**EXERCISE A:** According to the PyROS text, which class do you subclass to implement a custom uncertainty set type?

**GIVEN TEXT:**
PyROS Uncertainty Sets

Overview

In PyROS, the uncertainty set of a robust optimization problem is represented by an instance of a subclass of the UncertaintySet abstract base class. PyROS provides a suite of pre-implemented concrete subclasses to facilitate instantiation of uncertainty sets that are commonly used in the optimization literature. Custom uncertainty set types can be implemented by subclassing UncertaintySet.

Note

The UncertaintySet class is an abstract class and therefore cannot be directly instantiated.

Pre-Implemented Uncertainty Set Types

The pre-implemented UncertaintySet subclasses are enumerated below:

AxisAlignedEllipsoidalSet(center, half_lengths)	An axis-aligned ellipsoidal region.
BoxSet(bounds)	A hyperrectangle (or box).
BudgetSet(budget_membership_mat, rhs_vec[, ...])	A budget set.
CardinalitySet(origin, positive_deviation, gamma)	A cardinality-constrained (i.e., "gamma") set.
DiscreteScenarioSet(scenarios)	A set of finitely many distinct points (or scenarios).

**EXERCISE B:** Which lines of the listing contain the string "elements"? Copy each such line in full, matching case.

**RECORDS FOR THE EXERCISE:**
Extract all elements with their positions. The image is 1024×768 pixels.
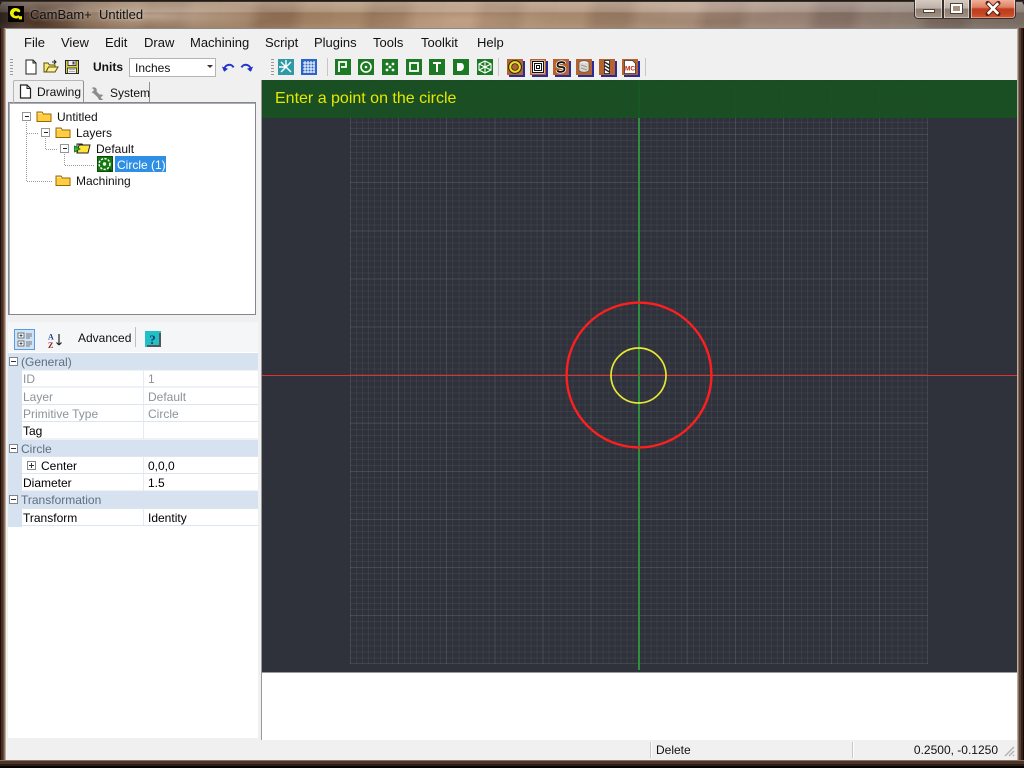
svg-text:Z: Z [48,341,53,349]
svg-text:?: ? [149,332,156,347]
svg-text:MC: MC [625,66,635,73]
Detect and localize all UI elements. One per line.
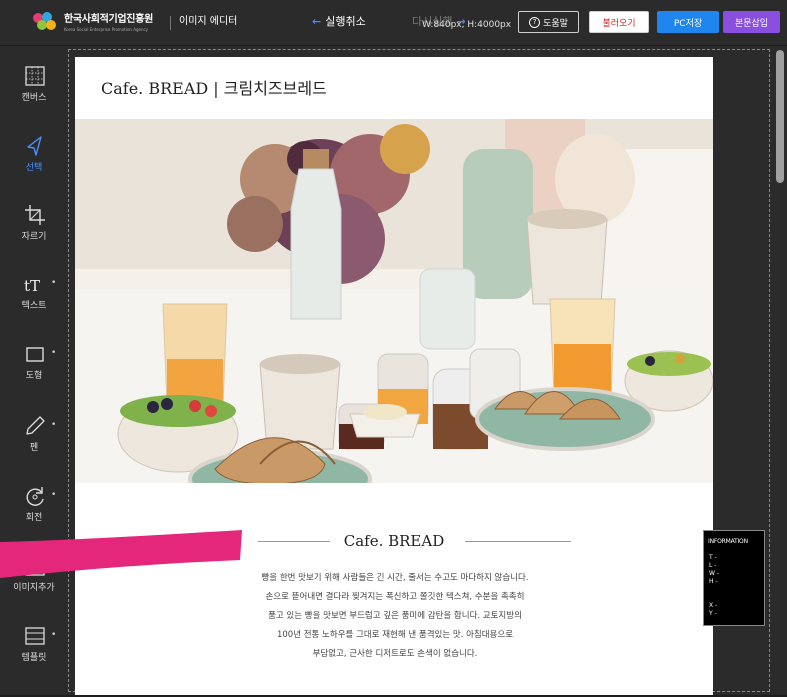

**SOLUTION A:** UncertaintySet

**SOLUTION B:**
Extract all elements with their positions. The image is 1024×768 pixels.
Detect and localize all UI elements. One per line.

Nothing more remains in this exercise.